• **Lesetext**
Der Bundesverband Deutscher Galerien und Editionen bündelt die Anliegen der Galerien in Deutschland und nimmt die Vertretung der Interessen von Galerien in Politik und Öffentlichkeit wahr.
Das wichtigste Arbeitsfeld ist dabei der Kampf für angemessene Rahmenbedingungen: Galerien müssen einerseits ihre besondere Aufgabe der Künstlerförderung wahrnehmen und andererseits im wirtschaftlichen Wettbewerb bestehen.
Der BVDG sieht es als seine wichtigste Aufgabe an, so über die Arbeit der Galerien zu informieren, dass die Tätigkeit des Galeristen und die Aufgaben der Galerien auch für eine breitere Öffentlichkeit verständlich werden. Die besonderen Bedingungen des Kunstmarktes, die für viele Menschen undurchschaubar sind, gilt es immer wieder zu erklären, um Verständnis für die Anliegen von Künstlern und Galeristen zu wecken, aber auch um Schwellenängste abzubauen.

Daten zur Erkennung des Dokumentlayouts
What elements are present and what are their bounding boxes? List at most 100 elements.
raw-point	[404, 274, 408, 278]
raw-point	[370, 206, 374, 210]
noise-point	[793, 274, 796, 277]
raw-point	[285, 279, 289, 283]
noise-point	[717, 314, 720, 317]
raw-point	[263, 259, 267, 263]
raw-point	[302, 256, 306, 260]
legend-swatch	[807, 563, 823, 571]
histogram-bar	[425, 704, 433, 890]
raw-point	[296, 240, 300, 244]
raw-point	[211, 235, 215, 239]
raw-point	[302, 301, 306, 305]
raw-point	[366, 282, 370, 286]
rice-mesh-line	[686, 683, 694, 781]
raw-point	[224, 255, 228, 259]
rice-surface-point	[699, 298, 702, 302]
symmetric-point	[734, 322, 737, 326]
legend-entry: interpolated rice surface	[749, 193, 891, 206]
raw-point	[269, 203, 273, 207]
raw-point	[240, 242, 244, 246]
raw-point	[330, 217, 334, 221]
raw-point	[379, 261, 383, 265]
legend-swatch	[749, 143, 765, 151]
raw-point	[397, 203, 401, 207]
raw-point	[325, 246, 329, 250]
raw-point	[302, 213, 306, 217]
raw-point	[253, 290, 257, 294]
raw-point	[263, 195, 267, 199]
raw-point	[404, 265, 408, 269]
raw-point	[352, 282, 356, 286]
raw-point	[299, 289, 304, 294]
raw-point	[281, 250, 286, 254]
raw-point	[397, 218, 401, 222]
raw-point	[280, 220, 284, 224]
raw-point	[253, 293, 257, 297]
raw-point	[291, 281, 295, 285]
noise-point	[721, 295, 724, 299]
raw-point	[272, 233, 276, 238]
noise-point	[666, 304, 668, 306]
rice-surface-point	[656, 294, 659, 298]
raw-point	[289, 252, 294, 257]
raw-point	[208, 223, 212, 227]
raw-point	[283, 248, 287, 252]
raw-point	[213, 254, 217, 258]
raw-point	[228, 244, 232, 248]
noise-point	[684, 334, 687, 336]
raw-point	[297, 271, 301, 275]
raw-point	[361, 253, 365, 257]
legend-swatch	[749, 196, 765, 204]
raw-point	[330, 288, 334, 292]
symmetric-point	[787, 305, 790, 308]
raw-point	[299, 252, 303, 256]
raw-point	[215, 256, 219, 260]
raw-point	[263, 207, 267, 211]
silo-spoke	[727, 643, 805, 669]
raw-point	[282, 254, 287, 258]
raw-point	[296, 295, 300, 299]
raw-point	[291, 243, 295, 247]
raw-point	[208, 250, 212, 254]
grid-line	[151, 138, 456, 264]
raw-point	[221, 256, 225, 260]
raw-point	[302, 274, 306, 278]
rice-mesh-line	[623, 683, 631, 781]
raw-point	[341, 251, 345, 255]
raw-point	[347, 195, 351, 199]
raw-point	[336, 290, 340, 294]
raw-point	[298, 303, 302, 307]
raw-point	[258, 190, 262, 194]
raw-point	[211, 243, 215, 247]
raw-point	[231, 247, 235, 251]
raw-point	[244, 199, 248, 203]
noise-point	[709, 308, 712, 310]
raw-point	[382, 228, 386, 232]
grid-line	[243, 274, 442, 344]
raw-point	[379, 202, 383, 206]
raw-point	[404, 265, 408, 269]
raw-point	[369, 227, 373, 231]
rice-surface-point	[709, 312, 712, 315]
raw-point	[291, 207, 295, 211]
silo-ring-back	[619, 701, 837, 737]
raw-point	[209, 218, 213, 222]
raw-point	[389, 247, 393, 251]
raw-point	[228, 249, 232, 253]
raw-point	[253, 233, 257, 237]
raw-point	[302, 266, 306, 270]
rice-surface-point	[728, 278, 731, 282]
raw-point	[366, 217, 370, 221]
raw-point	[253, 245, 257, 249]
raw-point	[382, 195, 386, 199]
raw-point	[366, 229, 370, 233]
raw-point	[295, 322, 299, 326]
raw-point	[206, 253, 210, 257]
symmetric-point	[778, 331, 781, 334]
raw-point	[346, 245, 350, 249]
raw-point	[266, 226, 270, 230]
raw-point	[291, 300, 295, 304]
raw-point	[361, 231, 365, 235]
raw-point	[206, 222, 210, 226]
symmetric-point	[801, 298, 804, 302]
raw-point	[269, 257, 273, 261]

• **Aufgaben**
A - Beantworten Sie zum Text über den Bundesverband Deutscher Galerien und Editionen folgende Fragen:
(i) In welchen beiden Bereichen nimmt der Verband die Interessenvertretung der Galerien wahr?
(ii) Welche zwei Anforderungen müssen Galerien laut dem Text zugleich erfüllen?
(iii) Was soll durch das Erklären der besonderen Bedingungen des Kunstmarktes neben dem Wecken von Verständnis außerdem abgebaut werden?
B - Geben Sie aus dem Text über den Bundesverband Deutscher Galerien und Editionen den Abschnitt wortgetreu wieder, der mit den Worten „Der BVDG sieht“ beginnt und mit den Worten „um Schwellenängste abzubauen.“ endet.
C - Führen Sie den Text über den Bundesverband Deutscher Galerien und Editionen im Anschluss an seinen letzten Satz fort.

• **Lösungen**
A -
(i) In Politik und Öffentlichkeit.
(ii) Sie müssen ihre besondere Aufgabe der Künstlerförderung wahrnehmen und im wirtschaftlichen Wettbewerb bestehen.
(iii) Schwellenängste.

B -
Der BVDG sieht es als seine wichtigste Aufgabe an, so über die Arbeit der Galerien zu informieren, dass die Tätigkeit des Galeristen und die Aufgaben der Galerien auch für eine breitere Öffentlichkeit verständlich werden. Die besonderen Bedingungen des Kunstmarktes, die für viele Menschen undurchschaubar sind, gilt es immer wieder zu erklären, um Verständnis für die Anliegen von Künstlern und Galeristen zu wecken, aber auch um Schwellenängste abzubauen.

C -
Der BVDG als größter Galerienverband in Europa bietet seinen Mitgliedern eine Plattform, um Erfahrungen auszutauschen und voneinander zu lernen. Große Treffen finden auf der jährlichen Mitgliederversammlung sowie auf der Art Cologne im Frühjahr eines jeden Jahres statt.
In der BVDG-Geschäftsstelle werden branchenrelevante Informationen gesammelt, aufbereitet und den Mitgliedsgalerien zur Verfügung gestellt. Die Mitglieder können sich über einzelne Kunstmessen, Messeförderungen aber auch über rechtliche Fragenstellungen informieren. Der BVDG unterhält für seine Mitglieder eine juristische Hotline über die rechtliche Fragen aus dem Alltag der Galerien geklärt werden können.